Images are not part of the copy; transcribe all the data exactly.
++++ Working data ++++
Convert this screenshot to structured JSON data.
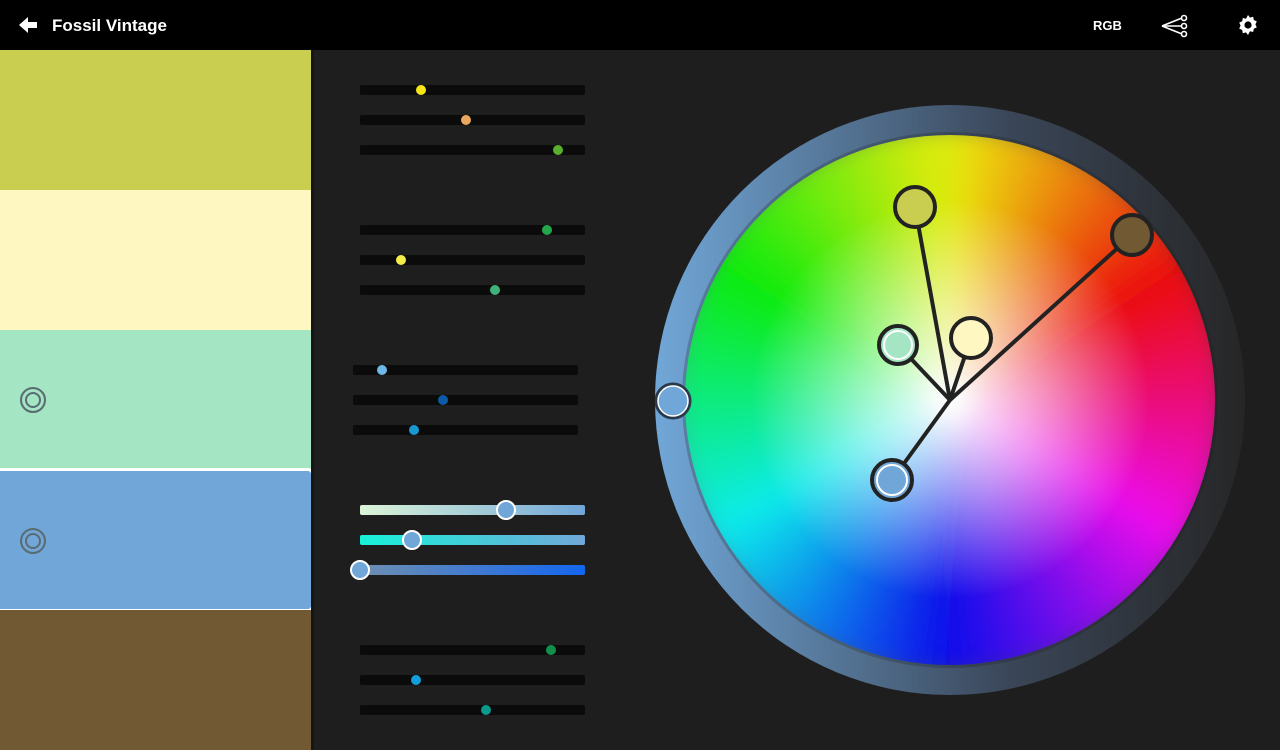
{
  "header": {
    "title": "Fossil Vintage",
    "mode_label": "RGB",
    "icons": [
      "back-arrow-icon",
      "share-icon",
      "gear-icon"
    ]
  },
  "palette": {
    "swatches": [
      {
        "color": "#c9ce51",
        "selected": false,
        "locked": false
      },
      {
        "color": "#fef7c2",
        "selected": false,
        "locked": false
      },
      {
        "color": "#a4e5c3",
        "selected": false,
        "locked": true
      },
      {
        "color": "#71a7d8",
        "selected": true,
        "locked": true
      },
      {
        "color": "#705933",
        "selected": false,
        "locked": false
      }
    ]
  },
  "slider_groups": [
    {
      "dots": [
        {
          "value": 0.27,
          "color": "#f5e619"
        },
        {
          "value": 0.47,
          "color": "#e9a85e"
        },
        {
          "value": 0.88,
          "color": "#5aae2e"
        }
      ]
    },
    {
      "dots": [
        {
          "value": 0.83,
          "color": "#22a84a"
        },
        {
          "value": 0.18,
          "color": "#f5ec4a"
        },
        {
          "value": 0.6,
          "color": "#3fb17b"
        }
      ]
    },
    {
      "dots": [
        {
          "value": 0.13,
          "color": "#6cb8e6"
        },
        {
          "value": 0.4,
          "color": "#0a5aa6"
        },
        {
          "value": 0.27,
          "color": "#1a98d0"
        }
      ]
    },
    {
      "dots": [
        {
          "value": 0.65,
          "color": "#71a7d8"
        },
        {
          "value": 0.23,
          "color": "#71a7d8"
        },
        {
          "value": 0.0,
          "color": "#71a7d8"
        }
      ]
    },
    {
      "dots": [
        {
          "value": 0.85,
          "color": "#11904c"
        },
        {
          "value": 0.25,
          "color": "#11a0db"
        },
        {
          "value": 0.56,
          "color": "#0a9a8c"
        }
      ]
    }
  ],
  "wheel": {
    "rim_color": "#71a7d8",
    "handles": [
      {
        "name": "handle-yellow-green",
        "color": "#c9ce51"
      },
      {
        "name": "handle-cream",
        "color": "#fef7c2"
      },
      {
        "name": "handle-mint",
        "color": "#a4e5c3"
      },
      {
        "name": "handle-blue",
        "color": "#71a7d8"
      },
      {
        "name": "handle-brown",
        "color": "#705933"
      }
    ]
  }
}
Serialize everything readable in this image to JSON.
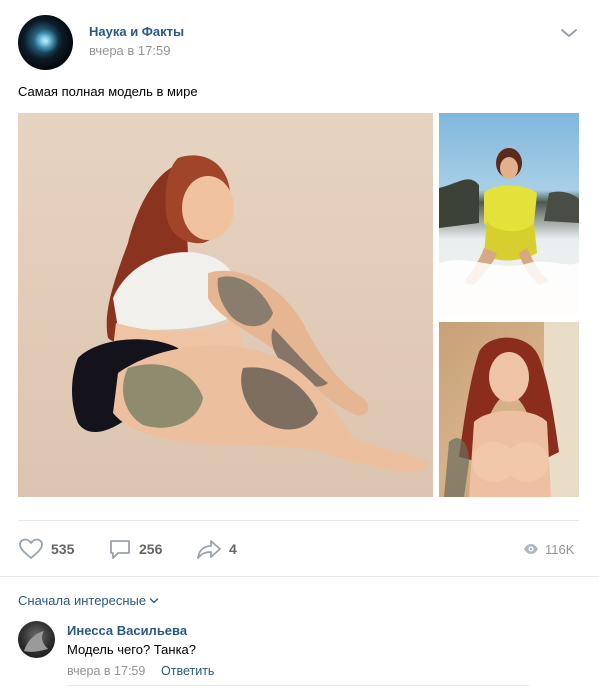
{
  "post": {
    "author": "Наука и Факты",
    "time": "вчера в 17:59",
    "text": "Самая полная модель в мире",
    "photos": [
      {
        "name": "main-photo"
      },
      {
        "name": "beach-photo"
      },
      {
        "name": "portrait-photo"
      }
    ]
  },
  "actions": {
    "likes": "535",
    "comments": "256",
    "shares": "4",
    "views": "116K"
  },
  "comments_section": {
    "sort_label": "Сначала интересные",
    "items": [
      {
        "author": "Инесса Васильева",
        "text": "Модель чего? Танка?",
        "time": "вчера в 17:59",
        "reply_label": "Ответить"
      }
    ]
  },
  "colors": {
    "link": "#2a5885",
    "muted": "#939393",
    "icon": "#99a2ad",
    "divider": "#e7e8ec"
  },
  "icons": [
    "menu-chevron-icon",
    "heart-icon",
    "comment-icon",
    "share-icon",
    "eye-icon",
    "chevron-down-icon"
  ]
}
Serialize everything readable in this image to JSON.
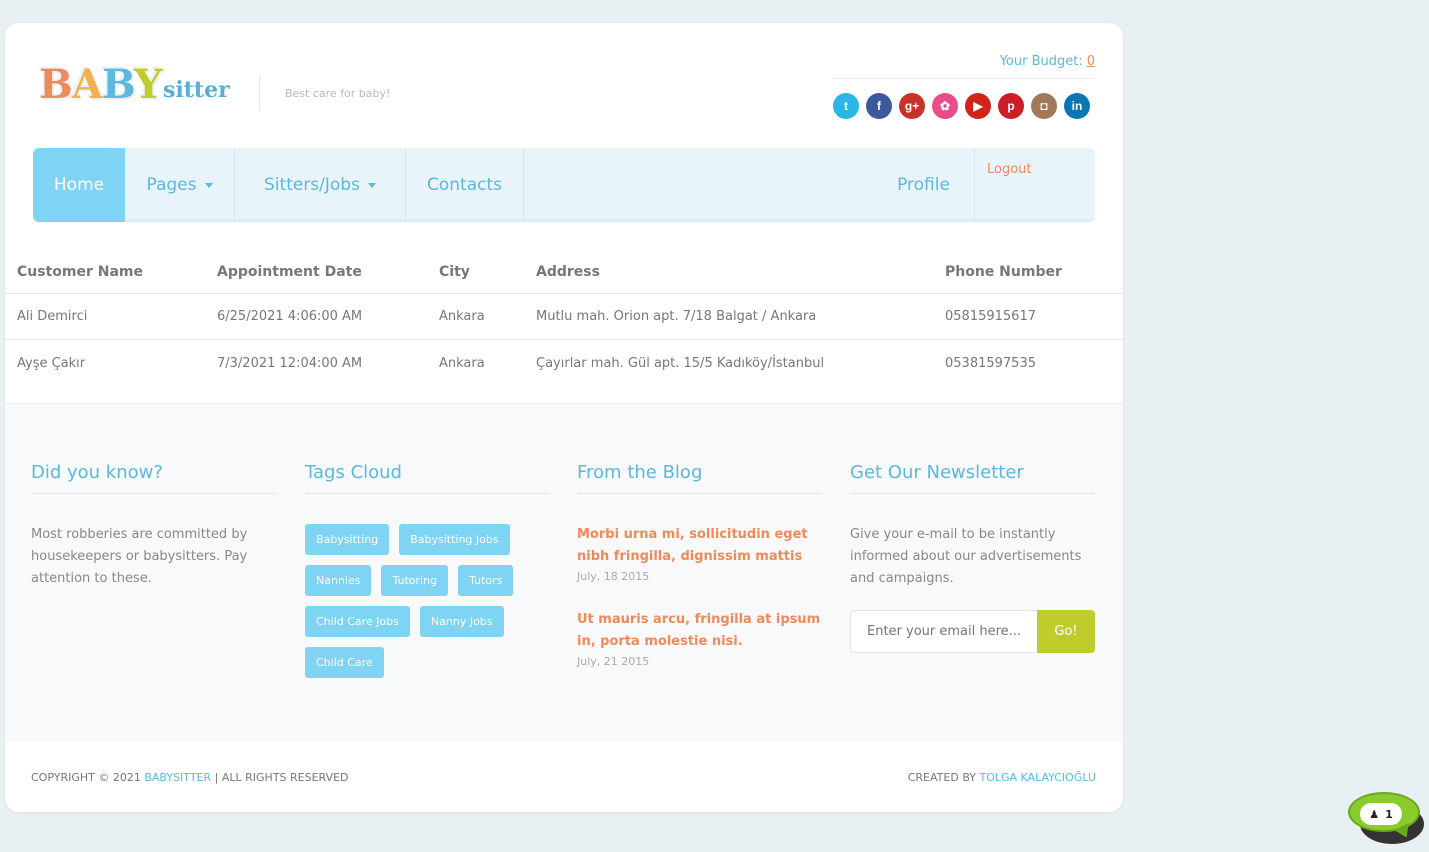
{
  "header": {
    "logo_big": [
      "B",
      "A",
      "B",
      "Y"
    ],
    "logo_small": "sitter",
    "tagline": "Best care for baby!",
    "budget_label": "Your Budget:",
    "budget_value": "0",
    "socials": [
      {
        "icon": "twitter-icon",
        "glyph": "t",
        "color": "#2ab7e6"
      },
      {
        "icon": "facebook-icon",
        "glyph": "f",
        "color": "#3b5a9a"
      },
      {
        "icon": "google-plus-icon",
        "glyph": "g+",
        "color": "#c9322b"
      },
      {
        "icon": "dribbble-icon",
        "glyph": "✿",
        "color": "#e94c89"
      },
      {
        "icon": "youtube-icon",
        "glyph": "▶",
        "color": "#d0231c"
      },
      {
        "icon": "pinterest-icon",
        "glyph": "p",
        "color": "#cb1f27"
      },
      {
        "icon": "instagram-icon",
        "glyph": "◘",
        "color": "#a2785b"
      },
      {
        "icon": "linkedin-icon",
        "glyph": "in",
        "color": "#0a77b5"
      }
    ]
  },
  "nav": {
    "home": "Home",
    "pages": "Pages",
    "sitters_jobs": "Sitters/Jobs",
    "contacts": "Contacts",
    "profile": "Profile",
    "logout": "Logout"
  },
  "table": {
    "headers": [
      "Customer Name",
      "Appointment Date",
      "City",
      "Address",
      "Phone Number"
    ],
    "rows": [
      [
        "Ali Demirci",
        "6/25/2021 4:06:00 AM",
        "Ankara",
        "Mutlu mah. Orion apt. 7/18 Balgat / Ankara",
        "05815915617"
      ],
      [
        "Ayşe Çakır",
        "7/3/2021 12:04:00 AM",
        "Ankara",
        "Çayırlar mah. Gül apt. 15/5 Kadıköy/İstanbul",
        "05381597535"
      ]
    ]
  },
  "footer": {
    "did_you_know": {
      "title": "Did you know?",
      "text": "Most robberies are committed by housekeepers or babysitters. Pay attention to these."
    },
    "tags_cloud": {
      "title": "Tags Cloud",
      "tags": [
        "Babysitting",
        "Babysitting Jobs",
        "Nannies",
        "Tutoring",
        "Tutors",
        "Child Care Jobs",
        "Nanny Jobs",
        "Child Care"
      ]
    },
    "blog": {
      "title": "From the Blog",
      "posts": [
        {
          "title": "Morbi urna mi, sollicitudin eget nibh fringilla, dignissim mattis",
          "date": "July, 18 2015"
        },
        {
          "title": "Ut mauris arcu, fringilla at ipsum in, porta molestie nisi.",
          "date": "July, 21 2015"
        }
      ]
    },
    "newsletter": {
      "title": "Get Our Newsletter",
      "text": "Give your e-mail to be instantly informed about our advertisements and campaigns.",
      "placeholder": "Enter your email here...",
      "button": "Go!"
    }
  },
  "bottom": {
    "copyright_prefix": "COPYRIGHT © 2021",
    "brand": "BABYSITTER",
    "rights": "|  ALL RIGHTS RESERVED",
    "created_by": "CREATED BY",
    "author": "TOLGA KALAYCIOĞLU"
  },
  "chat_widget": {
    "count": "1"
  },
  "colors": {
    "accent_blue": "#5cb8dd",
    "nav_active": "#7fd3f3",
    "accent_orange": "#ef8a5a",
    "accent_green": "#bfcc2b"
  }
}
++++
**Correct result**.
Convert this screenshot to structured JSON data.
{
  "header": {
    "title": "Fossil Vintage",
    "mode_label": "RGB",
    "icons": [
      "back-arrow-icon",
      "share-icon",
      "gear-icon"
    ]
  },
  "palette": {
    "swatches": [
      {
        "color": "#c9ce51",
        "selected": false,
        "locked": false
      },
      {
        "color": "#fef7c2",
        "selected": false,
        "locked": false
      },
      {
        "color": "#a4e5c3",
        "selected": false,
        "locked": true
      },
      {
        "color": "#71a7d8",
        "selected": true,
        "locked": true
      },
      {
        "color": "#705933",
        "selected": false,
        "locked": false
      }
    ]
  },
  "slider_groups": [
    {
      "dots": [
        {
          "value": 0.27,
          "color": "#f5e619"
        },
        {
          "value": 0.47,
          "color": "#e9a85e"
        },
        {
          "value": 0.88,
          "color": "#5aae2e"
        }
      ]
    },
    {
      "dots": [
        {
          "value": 0.83,
          "color": "#22a84a"
        },
        {
          "value": 0.18,
          "color": "#f5ec4a"
        },
        {
          "value": 0.6,
          "color": "#3fb17b"
        }
      ]
    },
    {
      "dots": [
        {
          "value": 0.13,
          "color": "#6cb8e6"
        },
        {
          "value": 0.4,
          "color": "#0a5aa6"
        },
        {
          "value": 0.27,
          "color": "#1a98d0"
        }
      ]
    },
    {
      "dots": [
        {
          "value": 0.65,
          "color": "#71a7d8"
        },
        {
          "value": 0.23,
          "color": "#71a7d8"
        },
        {
          "value": 0.0,
          "color": "#71a7d8"
        }
      ]
    },
    {
      "dots": [
        {
          "value": 0.85,
          "color": "#11904c"
        },
        {
          "value": 0.25,
          "color": "#11a0db"
        },
        {
          "value": 0.56,
          "color": "#0a9a8c"
        }
      ]
    }
  ],
  "wheel": {
    "rim_color": "#71a7d8",
    "handles": [
      {
        "name": "handle-yellow-green",
        "color": "#c9ce51"
      },
      {
        "name": "handle-cream",
        "color": "#fef7c2"
      },
      {
        "name": "handle-mint",
        "color": "#a4e5c3"
      },
      {
        "name": "handle-blue",
        "color": "#71a7d8"
      },
      {
        "name": "handle-brown",
        "color": "#705933"
      }
    ]
  }
}
Serialize everything readable in this image to JSON.
{
  "post": {
    "author": "Наука и Факты",
    "time": "вчера в 17:59",
    "text": "Самая полная модель в мире",
    "photos": [
      {
        "name": "main-photo"
      },
      {
        "name": "beach-photo"
      },
      {
        "name": "portrait-photo"
      }
    ]
  },
  "actions": {
    "likes": "535",
    "comments": "256",
    "shares": "4",
    "views": "116K"
  },
  "comments_section": {
    "sort_label": "Сначала интересные",
    "items": [
      {
        "author": "Инесса Васильева",
        "text": "Модель чего? Танка?",
        "time": "вчера в 17:59",
        "reply_label": "Ответить"
      }
    ]
  },
  "colors": {
    "link": "#2a5885",
    "muted": "#939393",
    "icon": "#99a2ad",
    "divider": "#e7e8ec"
  },
  "icons": [
    "menu-chevron-icon",
    "heart-icon",
    "comment-icon",
    "share-icon",
    "eye-icon",
    "chevron-down-icon"
  ]
}
Serialize everything readable in this image to JSON.
{
  "header": {
    "logo_big": [
      "B",
      "A",
      "B",
      "Y"
    ],
    "logo_small": "sitter",
    "tagline": "Best care for baby!",
    "budget_label": "Your Budget:",
    "budget_value": "0",
    "socials": [
      {
        "icon": "twitter-icon",
        "glyph": "t",
        "color": "#2ab7e6"
      },
      {
        "icon": "facebook-icon",
        "glyph": "f",
        "color": "#3b5a9a"
      },
      {
        "icon": "google-plus-icon",
        "glyph": "g+",
        "color": "#c9322b"
      },
      {
        "icon": "dribbble-icon",
        "glyph": "✿",
        "color": "#e94c89"
      },
      {
        "icon": "youtube-icon",
        "glyph": "▶",
        "color": "#d0231c"
      },
      {
        "icon": "pinterest-icon",
        "glyph": "p",
        "color": "#cb1f27"
      },
      {
        "icon": "instagram-icon",
        "glyph": "◘",
        "color": "#a2785b"
      },
      {
        "icon": "linkedin-icon",
        "glyph": "in",
        "color": "#0a77b5"
      }
    ]
  },
  "nav": {
    "home": "Home",
    "pages": "Pages",
    "sitters_jobs": "Sitters/Jobs",
    "contacts": "Contacts",
    "profile": "Profile",
    "logout": "Logout"
  },
  "table": {
    "headers": [
      "Customer Name",
      "Appointment Date",
      "City",
      "Address",
      "Phone Number"
    ],
    "rows": [
      [
        "Ali Demirci",
        "6/25/2021 4:06:00 AM",
        "Ankara",
        "Mutlu mah. Orion apt. 7/18 Balgat / Ankara",
        "05815915617"
      ],
      [
        "Ayşe Çakır",
        "7/3/2021 12:04:00 AM",
        "Ankara",
        "Çayırlar mah. Gül apt. 15/5 Kadıköy/İstanbul",
        "05381597535"
      ]
    ]
  },
  "footer": {
    "did_you_know": {
      "title": "Did you know?",
      "text": "Most robberies are committed by housekeepers or babysitters. Pay attention to these."
    },
    "tags_cloud": {
      "title": "Tags Cloud",
      "tags": [
        "Babysitting",
        "Babysitting Jobs",
        "Nannies",
        "Tutoring",
        "Tutors",
        "Child Care Jobs",
        "Nanny Jobs",
        "Child Care"
      ]
    },
    "blog": {
      "title": "From the Blog",
      "posts": [
        {
          "title": "Morbi urna mi, sollicitudin eget nibh fringilla, dignissim mattis",
          "date": "July, 18 2015"
        },
        {
          "title": "Ut mauris arcu, fringilla at ipsum in, porta molestie nisi.",
          "date": "July, 21 2015"
        }
      ]
    },
    "newsletter": {
      "title": "Get Our Newsletter",
      "text": "Give your e-mail to be instantly informed about our advertisements and campaigns.",
      "placeholder": "Enter your email here...",
      "button": "Go!"
    }
  },
  "bottom": {
    "copyright_prefix": "COPYRIGHT © 2021",
    "brand": "BABYSITTER",
    "rights": "|  ALL RIGHTS RESERVED",
    "created_by": "CREATED BY",
    "author": "TOLGA KALAYCIOĞLU"
  },
  "chat_widget": {
    "count": "1"
  },
  "colors": {
    "accent_blue": "#5cb8dd",
    "nav_active": "#7fd3f3",
    "accent_orange": "#ef8a5a",
    "accent_green": "#bfcc2b"
  }
}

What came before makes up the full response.